Extract all lines in the data that contain the word "name".

──────── RECORD EXTRACTS ────────

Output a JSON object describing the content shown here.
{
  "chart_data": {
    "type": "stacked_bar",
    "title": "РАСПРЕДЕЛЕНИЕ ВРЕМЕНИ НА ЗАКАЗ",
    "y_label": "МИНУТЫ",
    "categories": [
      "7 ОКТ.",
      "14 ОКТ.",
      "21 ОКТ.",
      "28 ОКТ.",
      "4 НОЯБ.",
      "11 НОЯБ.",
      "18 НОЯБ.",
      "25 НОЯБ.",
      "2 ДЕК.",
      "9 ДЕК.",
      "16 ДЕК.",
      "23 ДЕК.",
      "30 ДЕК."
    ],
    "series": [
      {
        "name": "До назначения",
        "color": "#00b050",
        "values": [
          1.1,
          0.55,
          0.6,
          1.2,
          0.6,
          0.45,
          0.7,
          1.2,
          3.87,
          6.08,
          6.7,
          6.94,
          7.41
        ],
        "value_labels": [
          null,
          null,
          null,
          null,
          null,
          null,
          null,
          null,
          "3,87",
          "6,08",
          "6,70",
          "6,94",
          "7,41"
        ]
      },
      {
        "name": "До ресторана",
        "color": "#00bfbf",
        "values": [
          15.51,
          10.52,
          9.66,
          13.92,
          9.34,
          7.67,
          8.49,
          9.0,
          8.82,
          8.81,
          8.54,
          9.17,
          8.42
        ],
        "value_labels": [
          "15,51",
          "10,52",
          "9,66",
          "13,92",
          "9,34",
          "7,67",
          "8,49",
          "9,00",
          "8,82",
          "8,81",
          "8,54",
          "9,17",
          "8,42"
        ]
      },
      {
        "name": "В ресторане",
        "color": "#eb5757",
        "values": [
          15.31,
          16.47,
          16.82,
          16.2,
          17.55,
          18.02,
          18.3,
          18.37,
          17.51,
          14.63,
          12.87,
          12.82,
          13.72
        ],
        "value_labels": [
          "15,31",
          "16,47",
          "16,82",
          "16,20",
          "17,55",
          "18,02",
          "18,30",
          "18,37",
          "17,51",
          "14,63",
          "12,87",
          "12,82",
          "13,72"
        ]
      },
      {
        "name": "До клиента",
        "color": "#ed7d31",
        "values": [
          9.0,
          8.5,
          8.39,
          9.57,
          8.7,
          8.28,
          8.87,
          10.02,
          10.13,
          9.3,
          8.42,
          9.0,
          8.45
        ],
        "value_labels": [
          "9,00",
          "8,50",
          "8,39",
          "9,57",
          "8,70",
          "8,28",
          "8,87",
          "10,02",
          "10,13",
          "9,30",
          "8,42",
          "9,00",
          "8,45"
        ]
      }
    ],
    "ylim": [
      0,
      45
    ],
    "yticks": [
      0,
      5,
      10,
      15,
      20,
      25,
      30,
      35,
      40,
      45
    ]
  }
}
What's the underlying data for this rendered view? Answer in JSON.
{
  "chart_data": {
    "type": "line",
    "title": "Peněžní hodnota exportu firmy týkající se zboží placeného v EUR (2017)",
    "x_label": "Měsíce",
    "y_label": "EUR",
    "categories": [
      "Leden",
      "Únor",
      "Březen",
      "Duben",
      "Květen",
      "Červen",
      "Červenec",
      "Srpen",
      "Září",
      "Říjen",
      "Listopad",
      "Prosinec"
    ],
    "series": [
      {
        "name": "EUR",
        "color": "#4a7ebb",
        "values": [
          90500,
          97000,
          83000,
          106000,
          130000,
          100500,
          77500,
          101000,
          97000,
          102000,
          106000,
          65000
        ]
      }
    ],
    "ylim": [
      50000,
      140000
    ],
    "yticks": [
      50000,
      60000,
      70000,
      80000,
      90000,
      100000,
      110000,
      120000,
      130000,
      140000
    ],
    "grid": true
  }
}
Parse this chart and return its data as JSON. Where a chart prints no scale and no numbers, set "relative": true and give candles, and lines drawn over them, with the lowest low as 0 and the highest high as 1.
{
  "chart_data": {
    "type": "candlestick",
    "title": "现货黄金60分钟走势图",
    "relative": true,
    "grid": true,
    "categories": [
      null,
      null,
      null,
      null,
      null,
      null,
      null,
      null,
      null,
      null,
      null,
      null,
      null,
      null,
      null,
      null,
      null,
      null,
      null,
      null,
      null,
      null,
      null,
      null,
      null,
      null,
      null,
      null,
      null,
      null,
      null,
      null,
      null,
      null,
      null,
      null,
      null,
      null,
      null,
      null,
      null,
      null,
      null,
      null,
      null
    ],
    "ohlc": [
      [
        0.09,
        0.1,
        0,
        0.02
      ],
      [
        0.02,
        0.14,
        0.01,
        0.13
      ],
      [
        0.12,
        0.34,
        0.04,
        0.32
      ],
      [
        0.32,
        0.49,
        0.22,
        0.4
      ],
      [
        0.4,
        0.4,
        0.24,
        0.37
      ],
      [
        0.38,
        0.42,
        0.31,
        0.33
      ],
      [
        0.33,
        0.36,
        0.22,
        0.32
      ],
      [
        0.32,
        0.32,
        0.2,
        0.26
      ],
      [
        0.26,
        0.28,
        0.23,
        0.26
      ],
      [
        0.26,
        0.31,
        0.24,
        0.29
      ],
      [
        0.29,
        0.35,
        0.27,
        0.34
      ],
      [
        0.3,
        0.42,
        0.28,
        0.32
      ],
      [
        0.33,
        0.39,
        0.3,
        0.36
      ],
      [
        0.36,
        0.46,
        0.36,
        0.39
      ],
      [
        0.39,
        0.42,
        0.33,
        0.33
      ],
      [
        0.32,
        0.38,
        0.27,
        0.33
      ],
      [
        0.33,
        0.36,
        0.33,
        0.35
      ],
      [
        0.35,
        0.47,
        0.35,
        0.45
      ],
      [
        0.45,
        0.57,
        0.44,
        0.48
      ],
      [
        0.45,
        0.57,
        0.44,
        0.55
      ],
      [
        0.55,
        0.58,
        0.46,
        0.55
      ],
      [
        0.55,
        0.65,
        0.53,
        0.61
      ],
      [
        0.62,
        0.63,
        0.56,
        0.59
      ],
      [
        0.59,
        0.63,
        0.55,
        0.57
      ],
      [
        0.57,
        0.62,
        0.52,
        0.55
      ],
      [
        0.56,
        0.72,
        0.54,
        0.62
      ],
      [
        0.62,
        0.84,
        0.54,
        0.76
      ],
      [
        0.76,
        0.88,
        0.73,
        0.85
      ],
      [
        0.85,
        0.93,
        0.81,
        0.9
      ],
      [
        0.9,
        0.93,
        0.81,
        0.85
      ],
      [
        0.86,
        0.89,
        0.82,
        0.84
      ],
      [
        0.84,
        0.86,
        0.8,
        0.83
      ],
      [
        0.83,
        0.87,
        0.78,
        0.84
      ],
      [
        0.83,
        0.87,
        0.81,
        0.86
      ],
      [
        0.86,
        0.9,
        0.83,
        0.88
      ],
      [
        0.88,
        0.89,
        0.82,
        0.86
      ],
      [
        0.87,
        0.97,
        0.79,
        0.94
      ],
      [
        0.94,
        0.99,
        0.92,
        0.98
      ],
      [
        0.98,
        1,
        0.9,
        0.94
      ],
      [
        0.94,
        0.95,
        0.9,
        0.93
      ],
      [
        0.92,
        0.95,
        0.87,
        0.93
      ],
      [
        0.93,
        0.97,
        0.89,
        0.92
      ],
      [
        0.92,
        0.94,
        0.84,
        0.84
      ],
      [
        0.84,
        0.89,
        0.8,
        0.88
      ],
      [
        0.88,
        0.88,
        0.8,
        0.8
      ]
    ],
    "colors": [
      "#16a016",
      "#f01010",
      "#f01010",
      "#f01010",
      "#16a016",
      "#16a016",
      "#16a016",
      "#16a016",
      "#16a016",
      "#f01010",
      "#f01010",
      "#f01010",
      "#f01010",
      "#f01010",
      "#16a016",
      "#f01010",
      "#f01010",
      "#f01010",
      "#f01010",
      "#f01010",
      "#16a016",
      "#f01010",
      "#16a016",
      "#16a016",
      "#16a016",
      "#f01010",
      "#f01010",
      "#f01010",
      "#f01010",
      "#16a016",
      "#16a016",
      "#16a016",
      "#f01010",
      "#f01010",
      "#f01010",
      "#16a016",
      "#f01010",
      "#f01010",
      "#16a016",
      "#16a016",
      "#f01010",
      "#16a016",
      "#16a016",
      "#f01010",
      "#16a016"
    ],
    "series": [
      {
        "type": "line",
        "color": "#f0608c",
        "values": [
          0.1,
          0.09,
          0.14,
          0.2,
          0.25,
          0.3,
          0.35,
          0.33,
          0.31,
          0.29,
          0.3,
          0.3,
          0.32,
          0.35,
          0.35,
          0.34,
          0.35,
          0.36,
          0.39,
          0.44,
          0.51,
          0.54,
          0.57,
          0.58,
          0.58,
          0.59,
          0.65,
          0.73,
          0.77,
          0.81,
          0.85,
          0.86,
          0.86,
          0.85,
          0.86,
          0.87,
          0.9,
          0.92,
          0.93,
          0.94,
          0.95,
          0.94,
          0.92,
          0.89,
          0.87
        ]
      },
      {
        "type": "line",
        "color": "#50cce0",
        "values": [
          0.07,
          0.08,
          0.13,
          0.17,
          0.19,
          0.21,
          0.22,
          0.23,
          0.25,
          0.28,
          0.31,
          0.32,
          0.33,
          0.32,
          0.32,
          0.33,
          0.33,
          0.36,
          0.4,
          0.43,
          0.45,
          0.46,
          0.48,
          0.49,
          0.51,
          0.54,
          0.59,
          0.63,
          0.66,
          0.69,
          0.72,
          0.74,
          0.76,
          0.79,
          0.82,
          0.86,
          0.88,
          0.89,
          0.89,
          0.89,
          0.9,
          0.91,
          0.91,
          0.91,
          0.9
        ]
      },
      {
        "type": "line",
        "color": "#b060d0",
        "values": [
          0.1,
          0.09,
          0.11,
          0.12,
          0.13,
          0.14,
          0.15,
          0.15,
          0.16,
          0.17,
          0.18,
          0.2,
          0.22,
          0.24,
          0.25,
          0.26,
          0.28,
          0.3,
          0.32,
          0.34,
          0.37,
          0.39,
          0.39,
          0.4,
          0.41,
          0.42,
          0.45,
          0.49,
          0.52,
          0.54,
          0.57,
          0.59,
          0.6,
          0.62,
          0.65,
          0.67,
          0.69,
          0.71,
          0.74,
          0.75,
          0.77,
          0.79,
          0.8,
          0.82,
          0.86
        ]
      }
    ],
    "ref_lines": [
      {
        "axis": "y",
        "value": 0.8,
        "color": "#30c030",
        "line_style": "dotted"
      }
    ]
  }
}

────────

▶ **WORKED ANSWER**:
        "name": "До назначения",
        "name": "До ресторана",
        "name": "В ресторане",
        "name": "До клиента",
        "name": "EUR",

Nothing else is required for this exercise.